PROBLEMS:
- A) In the expectation thread, what distribution does Answer 2 give for $Y = \frac{X^2}{t}$?
- B) Rewrite the passage of the expectation thread that begins at "I used the Taylor" and stops after "simplify this series?", changing "Taylor expansion" to "power series expansion".

EXTRACT TO READ:

Expectation of $E[e^{-X^2}]$ of a Gaussian distribution

Question

Given Gaussian distribution $X \sim N(0, t)$, what is $E\left[e^{-X^2}\right]$?

I used the Taylor expansion and Moment Generating Function to get this far:

$E(e^{-X^2}) = 1 - E(X^2) + \frac{E(X^4)}{2} - \frac{E(X^6)}{3!} + \ldots$

$=1 - t + \frac{3t^2}{2} - \frac{5t^3}{6} + \frac{7t^4}{24} + \ldots$

At this point I have two questions:

1. Can I claim that $E(X^{2k}) = (2k-1)t^k$ for all $k \in \{1, 2, 3, \ldots\}$?
2. If so, how might I simplify this series?

Answer 1

Write it as an integral,$$\int_{\Bbb R}\frac{1}{\sqrt{2\pi t}}\exp\left[-\frac{(1+2t)x^2}{2t}\right]dx=(1+2t)^{-1/2}.$$

Answer 2

Hint :

Define $Y = \frac{X^2}{t} $

$Y \sim {\chi^2}_{(1)}$

Now use it’s MGF to compute the expectation.

$E(e^{-X^2}) = E(e^{-tY}) = M_Y(-t) = (1 + 2t)^{\frac{-1}{2}}$

PS: The MGF exists since $t>0$ (as it’s the variance)

DATA EXCERPTS:
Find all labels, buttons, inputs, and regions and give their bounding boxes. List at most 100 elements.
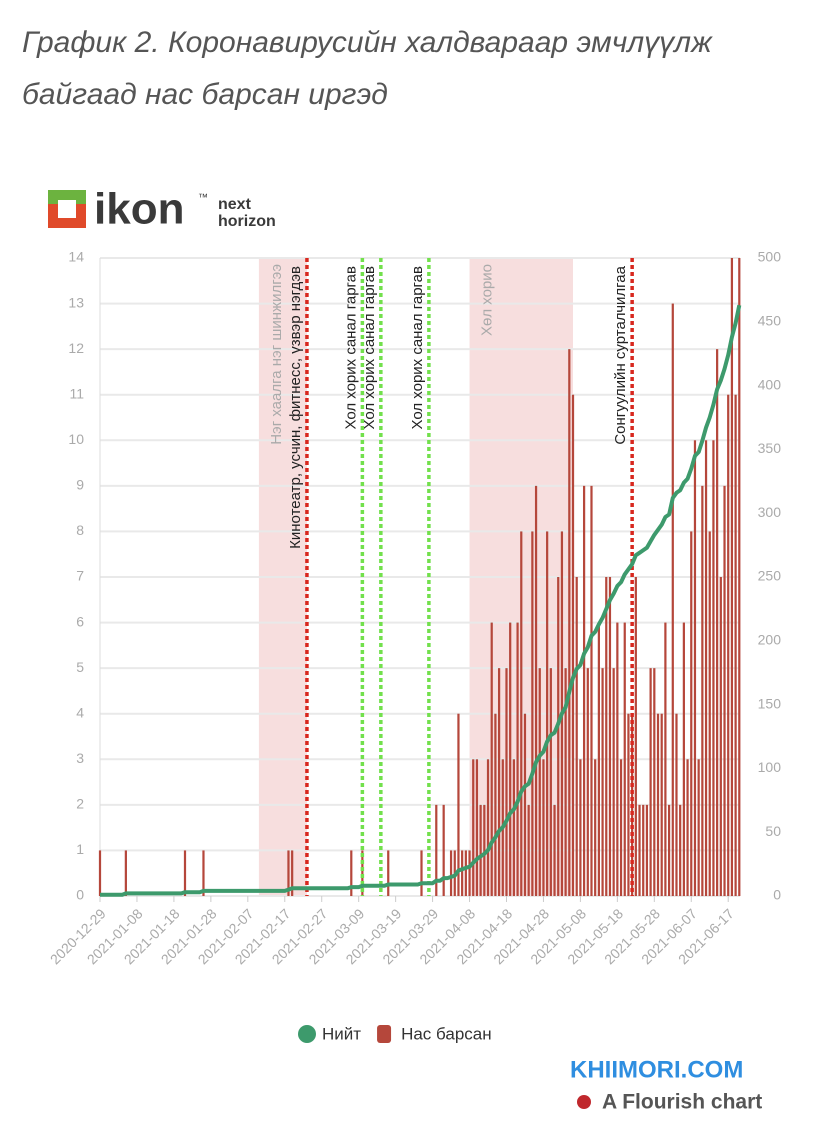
bar bbox=[461, 850, 464, 896]
event-label: Хол хорих санал гаргав bbox=[342, 266, 359, 430]
legend: Нийт Нас барсан bbox=[298, 1024, 492, 1043]
y-tick-label: 5 bbox=[76, 659, 84, 675]
bar bbox=[608, 577, 612, 896]
bar bbox=[723, 485, 726, 896]
bar bbox=[708, 531, 711, 896]
credit: A Flourish chart bbox=[602, 1091, 762, 1114]
y2-tick-label: 300 bbox=[758, 504, 782, 520]
bar bbox=[202, 850, 205, 896]
bar bbox=[442, 804, 445, 896]
logo-name: ikon bbox=[94, 185, 184, 234]
bar bbox=[457, 713, 460, 896]
bar bbox=[494, 713, 497, 896]
bar bbox=[727, 394, 730, 896]
legend-label: Нас барсан bbox=[401, 1024, 492, 1043]
bar bbox=[686, 759, 689, 896]
watermark: KHIIMORI.COM bbox=[570, 1056, 743, 1083]
bar bbox=[420, 850, 423, 896]
bar bbox=[571, 394, 575, 896]
bar bbox=[693, 440, 697, 896]
bar bbox=[730, 258, 734, 896]
bar bbox=[523, 713, 527, 896]
y-tick-label: 2 bbox=[76, 796, 84, 812]
bar bbox=[734, 394, 737, 896]
bar bbox=[590, 485, 593, 896]
bar bbox=[531, 531, 534, 896]
bar bbox=[664, 622, 667, 896]
y-tick-label: 9 bbox=[76, 477, 84, 493]
bar bbox=[594, 759, 597, 896]
bar bbox=[527, 804, 530, 896]
bar bbox=[642, 804, 645, 896]
credit-icon bbox=[577, 1095, 591, 1109]
bar bbox=[287, 850, 290, 896]
event-label: Сонгуулийн сурталчилгаа bbox=[612, 265, 629, 444]
logo-icon bbox=[48, 190, 86, 204]
bar bbox=[516, 622, 519, 896]
event-label: Хол хорих санал гаргав bbox=[361, 266, 378, 430]
y-tick-label: 0 bbox=[76, 887, 84, 903]
bar bbox=[653, 668, 656, 896]
bar bbox=[449, 850, 453, 896]
y2-tick-label: 350 bbox=[758, 440, 782, 456]
bar bbox=[483, 804, 486, 896]
legend-label: Нийт bbox=[322, 1024, 361, 1043]
bar bbox=[479, 804, 482, 896]
bar bbox=[719, 577, 722, 896]
bar bbox=[534, 485, 538, 896]
y-tick-label: 14 bbox=[68, 249, 84, 265]
bar bbox=[649, 668, 652, 896]
bar bbox=[472, 759, 475, 896]
bar bbox=[623, 622, 626, 896]
bar bbox=[435, 804, 438, 896]
bar bbox=[387, 850, 390, 896]
y-tick-label: 6 bbox=[76, 613, 84, 629]
bar bbox=[638, 804, 641, 896]
logo: ikon ™ next horizon bbox=[48, 185, 276, 234]
y2-tick-label: 150 bbox=[758, 695, 782, 711]
event-label: Хол хорих санал гаргав bbox=[409, 266, 426, 430]
bar bbox=[486, 759, 490, 896]
bar bbox=[679, 804, 682, 896]
bar bbox=[597, 622, 600, 896]
bar bbox=[291, 850, 294, 896]
y2-tick-label: 500 bbox=[758, 249, 782, 265]
bar bbox=[361, 850, 364, 896]
bar bbox=[124, 850, 127, 896]
logo-tag: horizon bbox=[218, 213, 276, 230]
bar bbox=[660, 713, 663, 896]
y-tick-label: 8 bbox=[76, 522, 84, 538]
bar bbox=[468, 850, 471, 896]
bar bbox=[538, 668, 541, 896]
y-tick-label: 1 bbox=[76, 841, 84, 857]
bar bbox=[712, 440, 715, 896]
bar bbox=[601, 668, 604, 896]
bar bbox=[667, 804, 671, 896]
bar bbox=[704, 440, 708, 896]
bar bbox=[675, 713, 678, 896]
bar bbox=[512, 759, 515, 896]
bar bbox=[546, 531, 549, 896]
band-label: Хөл хорио bbox=[479, 264, 496, 336]
logo-tm: ™ bbox=[198, 193, 208, 204]
y2-tick-label: 400 bbox=[758, 376, 782, 392]
bar bbox=[616, 622, 619, 896]
y-tick-label: 3 bbox=[76, 750, 84, 766]
y-tick-label: 11 bbox=[69, 385, 84, 401]
bar bbox=[520, 531, 523, 896]
bar bbox=[671, 303, 674, 897]
bar bbox=[98, 850, 102, 896]
bar bbox=[553, 804, 556, 896]
bar bbox=[612, 668, 615, 896]
bar bbox=[509, 622, 512, 896]
bar bbox=[464, 850, 467, 896]
bar bbox=[697, 759, 700, 896]
y2-tick-label: 50 bbox=[765, 823, 781, 839]
band-label: Нэг хаалга нэг шинжилгээ bbox=[268, 264, 285, 445]
logo-icon bbox=[58, 200, 76, 218]
bar bbox=[490, 622, 493, 896]
chart-title: байгаад нас барсан иргэд bbox=[22, 78, 388, 111]
bar bbox=[682, 622, 685, 896]
bar bbox=[505, 668, 508, 896]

RESPONSES PER TASK:
- A) A chi-squared distribution with one degree of freedom.

- B)
I used the power series expansion and Moment Generating Function to get this far:

$E(e^{-X^2}) = 1 - E(X^2) + \frac{E(X^4)}{2} - \frac{E(X^6)}{3!} + \ldots$

$=1 - t + \frac{3t^2}{2} - \frac{5t^3}{6} + \frac{7t^4}{24} + \ldots$

At this point I have two questions:

1. Can I claim that $E(X^{2k}) = (2k-1)t^k$ for all $k \in \{1, 2, 3, \ldots\}$?
2. If so, how might I simplify this series?